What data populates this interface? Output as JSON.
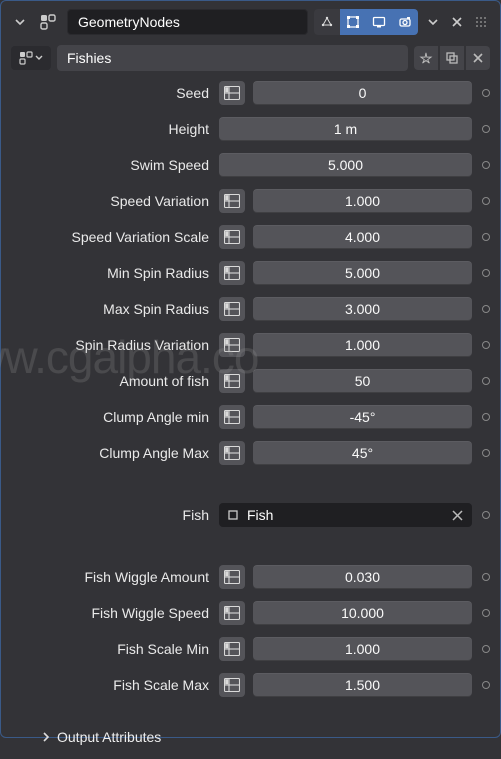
{
  "header": {
    "modifier_name": "GeometryNodes"
  },
  "nodegroup": {
    "name": "Fishies"
  },
  "props": [
    {
      "label": "Seed",
      "value": "0",
      "has_chip": true
    },
    {
      "label": "Height",
      "value": "1 m",
      "has_chip": false
    },
    {
      "label": "Swim Speed",
      "value": "5.000",
      "has_chip": false
    },
    {
      "label": "Speed Variation",
      "value": "1.000",
      "has_chip": true
    },
    {
      "label": "Speed Variation Scale",
      "value": "4.000",
      "has_chip": true
    },
    {
      "label": "Min Spin Radius",
      "value": "5.000",
      "has_chip": true
    },
    {
      "label": "Max Spin Radius",
      "value": "3.000",
      "has_chip": true
    },
    {
      "label": "Spin Radius Variation",
      "value": "1.000",
      "has_chip": true
    },
    {
      "label": "Amount of fish",
      "value": "50",
      "has_chip": true
    },
    {
      "label": "Clump Angle min",
      "value": "-45°",
      "has_chip": true
    },
    {
      "label": "Clump Angle Max",
      "value": "45°",
      "has_chip": true
    }
  ],
  "fish_row": {
    "label": "Fish",
    "object_name": "Fish"
  },
  "props2": [
    {
      "label": "Fish Wiggle Amount",
      "value": "0.030",
      "has_chip": true
    },
    {
      "label": "Fish Wiggle Speed",
      "value": "10.000",
      "has_chip": true
    },
    {
      "label": "Fish Scale Min",
      "value": "1.000",
      "has_chip": true
    },
    {
      "label": "Fish Scale Max",
      "value": "1.500",
      "has_chip": true
    }
  ],
  "footer": {
    "output_attributes": "Output Attributes"
  },
  "watermark": "www.cgalpha.co"
}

_Stated exercise_
Report how many lines of the records above contain the word "Scale", giving only the number.

_Answer for this exercise_
3